■ Aim of the task: Give the count of lines containing the string "title", with no other output.

■ Dataset records:
+ + + +

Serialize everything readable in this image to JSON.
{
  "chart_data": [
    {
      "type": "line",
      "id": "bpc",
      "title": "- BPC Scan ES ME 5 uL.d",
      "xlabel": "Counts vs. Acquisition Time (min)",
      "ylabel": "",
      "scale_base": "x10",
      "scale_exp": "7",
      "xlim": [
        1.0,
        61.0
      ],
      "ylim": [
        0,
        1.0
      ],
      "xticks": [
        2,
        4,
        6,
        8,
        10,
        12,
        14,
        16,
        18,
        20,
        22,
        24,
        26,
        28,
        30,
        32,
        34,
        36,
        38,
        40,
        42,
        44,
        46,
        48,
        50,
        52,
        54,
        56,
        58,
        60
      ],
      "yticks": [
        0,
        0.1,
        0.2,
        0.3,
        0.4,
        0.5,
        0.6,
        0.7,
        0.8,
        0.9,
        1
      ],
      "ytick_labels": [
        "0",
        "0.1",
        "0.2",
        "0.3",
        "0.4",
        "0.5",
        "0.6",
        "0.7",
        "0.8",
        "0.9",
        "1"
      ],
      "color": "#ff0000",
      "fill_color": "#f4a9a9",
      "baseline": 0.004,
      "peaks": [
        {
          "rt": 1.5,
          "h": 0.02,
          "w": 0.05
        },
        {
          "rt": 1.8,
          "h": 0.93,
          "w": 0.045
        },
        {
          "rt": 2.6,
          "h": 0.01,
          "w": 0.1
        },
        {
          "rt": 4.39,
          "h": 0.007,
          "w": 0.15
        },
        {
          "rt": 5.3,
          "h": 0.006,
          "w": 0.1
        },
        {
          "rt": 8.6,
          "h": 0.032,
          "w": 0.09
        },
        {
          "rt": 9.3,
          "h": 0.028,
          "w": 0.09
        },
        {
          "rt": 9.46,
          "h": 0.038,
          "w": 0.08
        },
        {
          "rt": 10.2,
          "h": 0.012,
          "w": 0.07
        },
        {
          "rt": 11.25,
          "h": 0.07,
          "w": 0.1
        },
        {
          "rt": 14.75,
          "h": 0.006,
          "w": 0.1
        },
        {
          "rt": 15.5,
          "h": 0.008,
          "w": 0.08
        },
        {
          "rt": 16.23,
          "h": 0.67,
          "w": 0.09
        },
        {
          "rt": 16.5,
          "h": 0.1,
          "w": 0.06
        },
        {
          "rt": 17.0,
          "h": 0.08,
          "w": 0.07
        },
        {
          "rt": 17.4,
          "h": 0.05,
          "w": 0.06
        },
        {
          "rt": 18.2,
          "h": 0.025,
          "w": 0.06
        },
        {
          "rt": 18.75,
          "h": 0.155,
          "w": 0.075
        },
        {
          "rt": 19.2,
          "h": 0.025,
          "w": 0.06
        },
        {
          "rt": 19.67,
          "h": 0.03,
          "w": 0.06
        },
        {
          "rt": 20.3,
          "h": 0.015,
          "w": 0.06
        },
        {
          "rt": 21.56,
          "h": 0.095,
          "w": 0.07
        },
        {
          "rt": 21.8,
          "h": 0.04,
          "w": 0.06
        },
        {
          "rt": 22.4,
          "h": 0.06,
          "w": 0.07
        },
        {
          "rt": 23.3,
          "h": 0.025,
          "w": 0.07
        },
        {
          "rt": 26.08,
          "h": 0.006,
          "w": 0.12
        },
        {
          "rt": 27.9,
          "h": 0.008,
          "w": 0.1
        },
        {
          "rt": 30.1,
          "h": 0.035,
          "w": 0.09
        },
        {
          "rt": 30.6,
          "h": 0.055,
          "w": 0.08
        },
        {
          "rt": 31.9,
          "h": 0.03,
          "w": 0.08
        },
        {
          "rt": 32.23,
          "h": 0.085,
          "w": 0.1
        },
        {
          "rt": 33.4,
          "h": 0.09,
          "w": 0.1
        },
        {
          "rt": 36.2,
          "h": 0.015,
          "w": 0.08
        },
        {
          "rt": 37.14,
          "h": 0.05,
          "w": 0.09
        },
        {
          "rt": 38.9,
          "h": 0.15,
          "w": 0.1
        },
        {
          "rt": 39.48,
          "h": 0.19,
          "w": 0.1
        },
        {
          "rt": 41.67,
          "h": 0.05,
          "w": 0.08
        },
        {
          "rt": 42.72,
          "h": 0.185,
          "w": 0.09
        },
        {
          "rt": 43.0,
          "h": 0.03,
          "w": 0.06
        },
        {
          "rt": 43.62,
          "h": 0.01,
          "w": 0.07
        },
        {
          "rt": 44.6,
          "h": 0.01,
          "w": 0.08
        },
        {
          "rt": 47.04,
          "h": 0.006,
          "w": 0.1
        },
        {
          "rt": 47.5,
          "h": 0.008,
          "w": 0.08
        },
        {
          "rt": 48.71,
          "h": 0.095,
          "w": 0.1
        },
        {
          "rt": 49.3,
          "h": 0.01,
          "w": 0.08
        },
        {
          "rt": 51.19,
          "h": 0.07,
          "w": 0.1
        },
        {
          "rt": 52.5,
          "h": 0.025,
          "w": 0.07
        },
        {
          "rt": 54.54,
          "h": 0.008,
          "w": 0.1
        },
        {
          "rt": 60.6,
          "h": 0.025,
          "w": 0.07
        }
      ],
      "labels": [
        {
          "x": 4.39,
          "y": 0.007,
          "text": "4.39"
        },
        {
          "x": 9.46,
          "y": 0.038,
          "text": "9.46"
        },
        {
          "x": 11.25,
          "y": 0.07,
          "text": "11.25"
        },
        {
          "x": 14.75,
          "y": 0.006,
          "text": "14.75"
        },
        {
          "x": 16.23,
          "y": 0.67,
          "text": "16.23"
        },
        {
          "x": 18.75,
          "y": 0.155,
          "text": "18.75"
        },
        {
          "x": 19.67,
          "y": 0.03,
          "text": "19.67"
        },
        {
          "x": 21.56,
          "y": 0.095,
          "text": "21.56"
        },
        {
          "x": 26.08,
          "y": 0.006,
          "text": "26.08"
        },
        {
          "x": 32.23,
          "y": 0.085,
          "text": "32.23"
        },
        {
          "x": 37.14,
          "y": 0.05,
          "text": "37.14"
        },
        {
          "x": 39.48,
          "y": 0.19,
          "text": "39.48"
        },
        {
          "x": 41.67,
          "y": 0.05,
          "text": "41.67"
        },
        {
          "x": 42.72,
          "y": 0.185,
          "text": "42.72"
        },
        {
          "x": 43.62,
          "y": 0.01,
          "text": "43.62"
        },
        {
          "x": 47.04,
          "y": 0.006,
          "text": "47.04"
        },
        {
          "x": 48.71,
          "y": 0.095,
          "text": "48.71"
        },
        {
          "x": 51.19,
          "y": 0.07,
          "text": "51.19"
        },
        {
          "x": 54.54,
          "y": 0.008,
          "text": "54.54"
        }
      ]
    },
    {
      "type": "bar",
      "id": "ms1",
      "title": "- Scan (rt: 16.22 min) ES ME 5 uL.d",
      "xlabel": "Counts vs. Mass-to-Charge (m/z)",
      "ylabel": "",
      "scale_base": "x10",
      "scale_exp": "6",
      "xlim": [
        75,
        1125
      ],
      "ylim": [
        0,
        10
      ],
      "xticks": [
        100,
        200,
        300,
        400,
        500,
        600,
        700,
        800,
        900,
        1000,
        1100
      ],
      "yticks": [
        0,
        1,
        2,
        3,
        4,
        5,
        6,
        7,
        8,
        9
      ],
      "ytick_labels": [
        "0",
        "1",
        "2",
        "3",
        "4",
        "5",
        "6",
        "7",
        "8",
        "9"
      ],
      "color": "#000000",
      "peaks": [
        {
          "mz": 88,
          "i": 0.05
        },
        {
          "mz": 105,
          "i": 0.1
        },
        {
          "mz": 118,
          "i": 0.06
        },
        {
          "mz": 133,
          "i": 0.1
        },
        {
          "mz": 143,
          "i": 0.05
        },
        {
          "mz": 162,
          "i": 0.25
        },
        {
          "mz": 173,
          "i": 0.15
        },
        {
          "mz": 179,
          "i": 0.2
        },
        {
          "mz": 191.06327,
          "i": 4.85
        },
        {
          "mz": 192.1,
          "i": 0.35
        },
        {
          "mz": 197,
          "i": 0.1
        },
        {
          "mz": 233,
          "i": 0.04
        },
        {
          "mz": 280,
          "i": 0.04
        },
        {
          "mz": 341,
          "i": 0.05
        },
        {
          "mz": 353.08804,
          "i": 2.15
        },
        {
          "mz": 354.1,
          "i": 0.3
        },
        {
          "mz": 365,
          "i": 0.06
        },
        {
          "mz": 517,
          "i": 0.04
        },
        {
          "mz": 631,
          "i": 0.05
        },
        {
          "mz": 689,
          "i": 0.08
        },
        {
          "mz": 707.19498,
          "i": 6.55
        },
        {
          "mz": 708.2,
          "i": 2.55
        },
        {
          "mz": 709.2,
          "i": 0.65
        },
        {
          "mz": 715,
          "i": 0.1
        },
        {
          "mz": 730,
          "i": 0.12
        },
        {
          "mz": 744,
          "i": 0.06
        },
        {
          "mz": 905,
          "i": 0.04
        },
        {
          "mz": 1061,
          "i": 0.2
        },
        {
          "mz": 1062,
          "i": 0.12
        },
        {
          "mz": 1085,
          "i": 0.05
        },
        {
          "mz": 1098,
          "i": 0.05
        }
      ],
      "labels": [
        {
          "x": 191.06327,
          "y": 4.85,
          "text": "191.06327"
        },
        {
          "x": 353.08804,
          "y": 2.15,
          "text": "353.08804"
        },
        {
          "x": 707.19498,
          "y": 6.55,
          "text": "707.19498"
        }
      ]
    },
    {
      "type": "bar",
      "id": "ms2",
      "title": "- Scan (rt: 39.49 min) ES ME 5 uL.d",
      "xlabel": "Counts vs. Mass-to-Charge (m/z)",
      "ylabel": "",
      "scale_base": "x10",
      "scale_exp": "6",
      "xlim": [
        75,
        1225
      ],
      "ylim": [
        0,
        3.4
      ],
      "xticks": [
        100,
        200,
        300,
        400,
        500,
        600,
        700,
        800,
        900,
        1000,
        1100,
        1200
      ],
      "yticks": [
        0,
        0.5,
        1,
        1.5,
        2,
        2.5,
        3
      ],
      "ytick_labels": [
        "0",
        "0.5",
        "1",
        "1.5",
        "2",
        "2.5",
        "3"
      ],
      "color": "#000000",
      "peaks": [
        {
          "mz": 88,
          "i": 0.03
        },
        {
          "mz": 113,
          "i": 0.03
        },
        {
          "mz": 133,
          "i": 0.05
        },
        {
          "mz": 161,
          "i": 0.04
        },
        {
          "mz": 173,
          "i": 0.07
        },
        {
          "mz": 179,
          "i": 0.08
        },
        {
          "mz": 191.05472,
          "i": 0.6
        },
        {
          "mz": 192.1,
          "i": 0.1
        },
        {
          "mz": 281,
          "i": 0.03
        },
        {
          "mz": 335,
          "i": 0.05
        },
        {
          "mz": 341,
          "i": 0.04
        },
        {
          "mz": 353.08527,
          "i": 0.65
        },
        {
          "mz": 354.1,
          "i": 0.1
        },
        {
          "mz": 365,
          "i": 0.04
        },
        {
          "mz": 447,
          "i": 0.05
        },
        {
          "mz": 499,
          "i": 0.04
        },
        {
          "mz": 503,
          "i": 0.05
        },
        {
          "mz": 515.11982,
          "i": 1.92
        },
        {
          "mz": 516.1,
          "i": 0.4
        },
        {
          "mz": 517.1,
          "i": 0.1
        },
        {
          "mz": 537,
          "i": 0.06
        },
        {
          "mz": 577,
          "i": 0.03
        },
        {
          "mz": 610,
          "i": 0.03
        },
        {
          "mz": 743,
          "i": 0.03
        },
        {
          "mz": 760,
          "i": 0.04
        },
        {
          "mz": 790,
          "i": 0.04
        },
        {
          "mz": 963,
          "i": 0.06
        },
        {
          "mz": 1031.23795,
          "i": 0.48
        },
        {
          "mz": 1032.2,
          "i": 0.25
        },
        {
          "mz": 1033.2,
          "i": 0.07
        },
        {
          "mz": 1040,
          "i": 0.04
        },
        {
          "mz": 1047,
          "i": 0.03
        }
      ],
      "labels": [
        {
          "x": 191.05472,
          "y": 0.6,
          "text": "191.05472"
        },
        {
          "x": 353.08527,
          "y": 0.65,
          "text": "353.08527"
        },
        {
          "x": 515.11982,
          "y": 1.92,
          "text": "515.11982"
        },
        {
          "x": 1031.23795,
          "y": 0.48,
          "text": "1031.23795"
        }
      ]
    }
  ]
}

+ + + +

■ Response to this exercise: 3